• **Prompt**
Output the data that follows exactly, line for line.

• **Stored records**

■ ■ ■ ■ ■ ■ ■

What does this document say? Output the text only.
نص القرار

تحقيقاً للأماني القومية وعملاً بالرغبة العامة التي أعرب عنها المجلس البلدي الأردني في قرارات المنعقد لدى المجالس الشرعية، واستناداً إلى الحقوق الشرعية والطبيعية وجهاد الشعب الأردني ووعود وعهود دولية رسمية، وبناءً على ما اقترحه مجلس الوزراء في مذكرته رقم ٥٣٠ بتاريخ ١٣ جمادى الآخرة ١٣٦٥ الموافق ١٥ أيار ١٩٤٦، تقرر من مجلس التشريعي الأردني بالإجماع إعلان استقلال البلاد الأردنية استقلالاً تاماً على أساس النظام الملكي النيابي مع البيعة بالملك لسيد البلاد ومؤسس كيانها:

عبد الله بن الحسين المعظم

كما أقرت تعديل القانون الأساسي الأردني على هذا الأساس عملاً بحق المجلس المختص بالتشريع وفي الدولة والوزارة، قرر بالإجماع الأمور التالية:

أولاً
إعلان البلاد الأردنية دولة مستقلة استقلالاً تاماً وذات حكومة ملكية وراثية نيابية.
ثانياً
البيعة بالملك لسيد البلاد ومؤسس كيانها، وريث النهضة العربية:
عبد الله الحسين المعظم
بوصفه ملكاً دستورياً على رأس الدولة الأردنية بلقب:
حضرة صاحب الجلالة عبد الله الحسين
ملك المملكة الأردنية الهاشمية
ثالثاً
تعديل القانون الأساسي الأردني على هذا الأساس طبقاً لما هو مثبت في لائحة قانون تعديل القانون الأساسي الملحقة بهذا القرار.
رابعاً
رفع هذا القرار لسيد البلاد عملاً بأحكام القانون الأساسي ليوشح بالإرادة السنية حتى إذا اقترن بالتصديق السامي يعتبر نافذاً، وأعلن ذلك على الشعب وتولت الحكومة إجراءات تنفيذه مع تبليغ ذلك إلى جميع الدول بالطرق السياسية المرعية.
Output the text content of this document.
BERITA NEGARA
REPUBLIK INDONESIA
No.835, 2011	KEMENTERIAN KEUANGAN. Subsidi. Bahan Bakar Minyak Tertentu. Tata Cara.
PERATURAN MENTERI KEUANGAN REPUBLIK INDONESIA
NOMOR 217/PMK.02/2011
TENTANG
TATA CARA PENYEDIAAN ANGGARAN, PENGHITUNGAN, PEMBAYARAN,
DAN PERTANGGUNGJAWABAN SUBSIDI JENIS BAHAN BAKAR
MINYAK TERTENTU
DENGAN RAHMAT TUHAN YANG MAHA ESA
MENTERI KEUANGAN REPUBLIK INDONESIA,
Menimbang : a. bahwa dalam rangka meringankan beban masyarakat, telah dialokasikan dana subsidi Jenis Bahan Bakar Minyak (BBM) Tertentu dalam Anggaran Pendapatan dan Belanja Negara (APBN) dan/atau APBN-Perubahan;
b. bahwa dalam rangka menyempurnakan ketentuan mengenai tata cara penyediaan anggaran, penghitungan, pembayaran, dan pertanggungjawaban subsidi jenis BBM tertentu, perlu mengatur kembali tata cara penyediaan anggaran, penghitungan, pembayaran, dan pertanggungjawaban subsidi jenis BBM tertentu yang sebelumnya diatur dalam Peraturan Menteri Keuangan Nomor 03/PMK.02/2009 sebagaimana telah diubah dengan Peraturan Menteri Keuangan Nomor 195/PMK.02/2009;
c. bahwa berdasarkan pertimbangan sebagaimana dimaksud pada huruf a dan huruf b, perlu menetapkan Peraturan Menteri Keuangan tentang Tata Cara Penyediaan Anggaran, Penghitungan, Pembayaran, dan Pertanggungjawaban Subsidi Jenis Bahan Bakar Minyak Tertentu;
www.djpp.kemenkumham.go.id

■ ■ ■ ■ ■ ■ ■

• **Exercise solution**
What does this document say? Output the text only.
نص القرار

تحقيقاً للأماني القومية وعملاً بالرغبة العامة التي أعرب عنها المجلس البلدي الأردني في قرارات المنعقد لدى المجالس الشرعية، واستناداً إلى الحقوق الشرعية والطبيعية وجهاد الشعب الأردني ووعود وعهود دولية رسمية، وبناءً على ما اقترحه مجلس الوزراء في مذكرته رقم ٥٣٠ بتاريخ ١٣ جمادى الآخرة ١٣٦٥ الموافق ١٥ أيار ١٩٤٦، تقرر من مجلس التشريعي الأردني بالإجماع إعلان استقلال البلاد الأردنية استقلالاً تاماً على أساس النظام الملكي النيابي مع البيعة بالملك لسيد البلاد ومؤسس كيانها:

عبد الله بن الحسين المعظم

كما أقرت تعديل القانون الأساسي الأردني على هذا الأساس عملاً بحق المجلس المختص بالتشريع وفي الدولة والوزارة، قرر بالإجماع الأمور التالية:

أولاً
إعلان البلاد الأردنية دولة مستقلة استقلالاً تاماً وذات حكومة ملكية وراثية نيابية.
ثانياً
البيعة بالملك لسيد البلاد ومؤسس كيانها، وريث النهضة العربية:
عبد الله الحسين المعظم
بوصفه ملكاً دستورياً على رأس الدولة الأردنية بلقب:
حضرة صاحب الجلالة عبد الله الحسين
ملك المملكة الأردنية الهاشمية
ثالثاً
تعديل القانون الأساسي الأردني على هذا الأساس طبقاً لما هو مثبت في لائحة قانون تعديل القانون الأساسي الملحقة بهذا القرار.
رابعاً
رفع هذا القرار لسيد البلاد عملاً بأحكام القانون الأساسي ليوشح بالإرادة السنية حتى إذا اقترن بالتصديق السامي يعتبر نافذاً، وأعلن ذلك على الشعب وتولت الحكومة إجراءات تنفيذه مع تبليغ ذلك إلى جميع الدول بالطرق السياسية المرعية.
Output the text content of this document.
BERITA NEGARA
REPUBLIK INDONESIA
No.835, 2011	KEMENTERIAN KEUANGAN. Subsidi. Bahan Bakar Minyak Tertentu. Tata Cara.
PERATURAN MENTERI KEUANGAN REPUBLIK INDONESIA
NOMOR 217/PMK.02/2011
TENTANG
TATA CARA PENYEDIAAN ANGGARAN, PENGHITUNGAN, PEMBAYARAN,
DAN PERTANGGUNGJAWABAN SUBSIDI JENIS BAHAN BAKAR
MINYAK TERTENTU
DENGAN RAHMAT TUHAN YANG MAHA ESA
MENTERI KEUANGAN REPUBLIK INDONESIA,
Menimbang : a. bahwa dalam rangka meringankan beban masyarakat, telah dialokasikan dana subsidi Jenis Bahan Bakar Minyak (BBM) Tertentu dalam Anggaran Pendapatan dan Belanja Negara (APBN) dan/atau APBN-Perubahan;
b. bahwa dalam rangka menyempurnakan ketentuan mengenai tata cara penyediaan anggaran, penghitungan, pembayaran, dan pertanggungjawaban subsidi jenis BBM tertentu, perlu mengatur kembali tata cara penyediaan anggaran, penghitungan, pembayaran, dan pertanggungjawaban subsidi jenis BBM tertentu yang sebelumnya diatur dalam Peraturan Menteri Keuangan Nomor 03/PMK.02/2009 sebagaimana telah diubah dengan Peraturan Menteri Keuangan Nomor 195/PMK.02/2009;
c. bahwa berdasarkan pertimbangan sebagaimana dimaksud pada huruf a dan huruf b, perlu menetapkan Peraturan Menteri Keuangan tentang Tata Cara Penyediaan Anggaran, Penghitungan, Pembayaran, dan Pertanggungjawaban Subsidi Jenis Bahan Bakar Minyak Tertentu;
www.djpp.kemenkumham.go.id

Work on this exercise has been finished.